** Start of DATASET EXCERPTS **

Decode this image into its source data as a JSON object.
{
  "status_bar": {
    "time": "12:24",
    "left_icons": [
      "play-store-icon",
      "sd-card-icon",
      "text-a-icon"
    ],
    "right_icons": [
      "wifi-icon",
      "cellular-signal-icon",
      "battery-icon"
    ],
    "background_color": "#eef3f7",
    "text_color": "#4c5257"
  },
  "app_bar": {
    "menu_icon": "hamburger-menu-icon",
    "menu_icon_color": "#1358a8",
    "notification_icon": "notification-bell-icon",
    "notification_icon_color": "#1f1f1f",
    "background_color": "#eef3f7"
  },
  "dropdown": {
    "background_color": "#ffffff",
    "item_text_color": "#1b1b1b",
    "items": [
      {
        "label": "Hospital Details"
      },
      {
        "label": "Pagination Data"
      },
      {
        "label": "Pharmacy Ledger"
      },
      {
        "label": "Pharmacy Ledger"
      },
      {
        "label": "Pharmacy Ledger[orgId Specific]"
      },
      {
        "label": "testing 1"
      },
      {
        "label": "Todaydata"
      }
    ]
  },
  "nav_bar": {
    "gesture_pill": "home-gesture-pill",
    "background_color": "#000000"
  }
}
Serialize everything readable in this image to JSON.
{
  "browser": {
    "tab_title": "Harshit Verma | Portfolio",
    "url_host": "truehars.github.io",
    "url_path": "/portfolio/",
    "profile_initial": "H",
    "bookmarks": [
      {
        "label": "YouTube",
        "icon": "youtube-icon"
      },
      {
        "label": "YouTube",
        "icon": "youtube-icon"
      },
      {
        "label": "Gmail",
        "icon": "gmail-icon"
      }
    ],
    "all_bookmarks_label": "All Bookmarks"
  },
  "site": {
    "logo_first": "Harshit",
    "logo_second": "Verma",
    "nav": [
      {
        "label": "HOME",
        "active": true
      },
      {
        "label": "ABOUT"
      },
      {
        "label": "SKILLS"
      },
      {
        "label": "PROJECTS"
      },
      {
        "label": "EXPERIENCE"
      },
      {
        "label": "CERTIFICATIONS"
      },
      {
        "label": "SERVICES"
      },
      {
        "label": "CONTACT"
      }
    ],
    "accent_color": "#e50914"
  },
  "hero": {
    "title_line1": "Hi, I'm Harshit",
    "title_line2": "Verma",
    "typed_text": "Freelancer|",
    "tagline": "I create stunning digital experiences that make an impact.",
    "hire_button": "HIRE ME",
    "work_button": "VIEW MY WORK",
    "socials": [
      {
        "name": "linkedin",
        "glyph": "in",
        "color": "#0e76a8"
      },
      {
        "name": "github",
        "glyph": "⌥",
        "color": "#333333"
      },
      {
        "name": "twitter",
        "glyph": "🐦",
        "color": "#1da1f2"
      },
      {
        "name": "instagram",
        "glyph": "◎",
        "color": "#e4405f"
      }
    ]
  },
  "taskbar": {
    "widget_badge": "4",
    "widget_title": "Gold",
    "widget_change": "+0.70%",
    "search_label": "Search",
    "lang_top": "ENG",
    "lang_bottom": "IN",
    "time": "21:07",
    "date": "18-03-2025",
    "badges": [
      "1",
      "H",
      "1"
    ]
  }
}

** End of DATASET EXCERPTS **

▶ [WHAT TO WORK ON] Transcribe the material above in its entirety. Match it exactly.

▶ [RESPONSE]
Decode this image into its source data as a JSON object.
{
  "status_bar": {
    "time": "12:24",
    "left_icons": [
      "play-store-icon",
      "sd-card-icon",
      "text-a-icon"
    ],
    "right_icons": [
      "wifi-icon",
      "cellular-signal-icon",
      "battery-icon"
    ],
    "background_color": "#eef3f7",
    "text_color": "#4c5257"
  },
  "app_bar": {
    "menu_icon": "hamburger-menu-icon",
    "menu_icon_color": "#1358a8",
    "notification_icon": "notification-bell-icon",
    "notification_icon_color": "#1f1f1f",
    "background_color": "#eef3f7"
  },
  "dropdown": {
    "background_color": "#ffffff",
    "item_text_color": "#1b1b1b",
    "items": [
      {
        "label": "Hospital Details"
      },
      {
        "label": "Pagination Data"
      },
      {
        "label": "Pharmacy Ledger"
      },
      {
        "label": "Pharmacy Ledger"
      },
      {
        "label": "Pharmacy Ledger[orgId Specific]"
      },
      {
        "label": "testing 1"
      },
      {
        "label": "Todaydata"
      }
    ]
  },
  "nav_bar": {
    "gesture_pill": "home-gesture-pill",
    "background_color": "#000000"
  }
}
Serialize everything readable in this image to JSON.
{
  "browser": {
    "tab_title": "Harshit Verma | Portfolio",
    "url_host": "truehars.github.io",
    "url_path": "/portfolio/",
    "profile_initial": "H",
    "bookmarks": [
      {
        "label": "YouTube",
        "icon": "youtube-icon"
      },
      {
        "label": "YouTube",
        "icon": "youtube-icon"
      },
      {
        "label": "Gmail",
        "icon": "gmail-icon"
      }
    ],
    "all_bookmarks_label": "All Bookmarks"
  },
  "site": {
    "logo_first": "Harshit",
    "logo_second": "Verma",
    "nav": [
      {
        "label": "HOME",
        "active": true
      },
      {
        "label": "ABOUT"
      },
      {
        "label": "SKILLS"
      },
      {
        "label": "PROJECTS"
      },
      {
        "label": "EXPERIENCE"
      },
      {
        "label": "CERTIFICATIONS"
      },
      {
        "label": "SERVICES"
      },
      {
        "label": "CONTACT"
      }
    ],
    "accent_color": "#e50914"
  },
  "hero": {
    "title_line1": "Hi, I'm Harshit",
    "title_line2": "Verma",
    "typed_text": "Freelancer|",
    "tagline": "I create stunning digital experiences that make an impact.",
    "hire_button": "HIRE ME",
    "work_button": "VIEW MY WORK",
    "socials": [
      {
        "name": "linkedin",
        "glyph": "in",
        "color": "#0e76a8"
      },
      {
        "name": "github",
        "glyph": "⌥",
        "color": "#333333"
      },
      {
        "name": "twitter",
        "glyph": "🐦",
        "color": "#1da1f2"
      },
      {
        "name": "instagram",
        "glyph": "◎",
        "color": "#e4405f"
      }
    ]
  },
  "taskbar": {
    "widget_badge": "4",
    "widget_title": "Gold",
    "widget_change": "+0.70%",
    "search_label": "Search",
    "lang_top": "ENG",
    "lang_bottom": "IN",
    "time": "21:07",
    "date": "18-03-2025",
    "badges": [
      "1",
      "H",
      "1"
    ]
  }
}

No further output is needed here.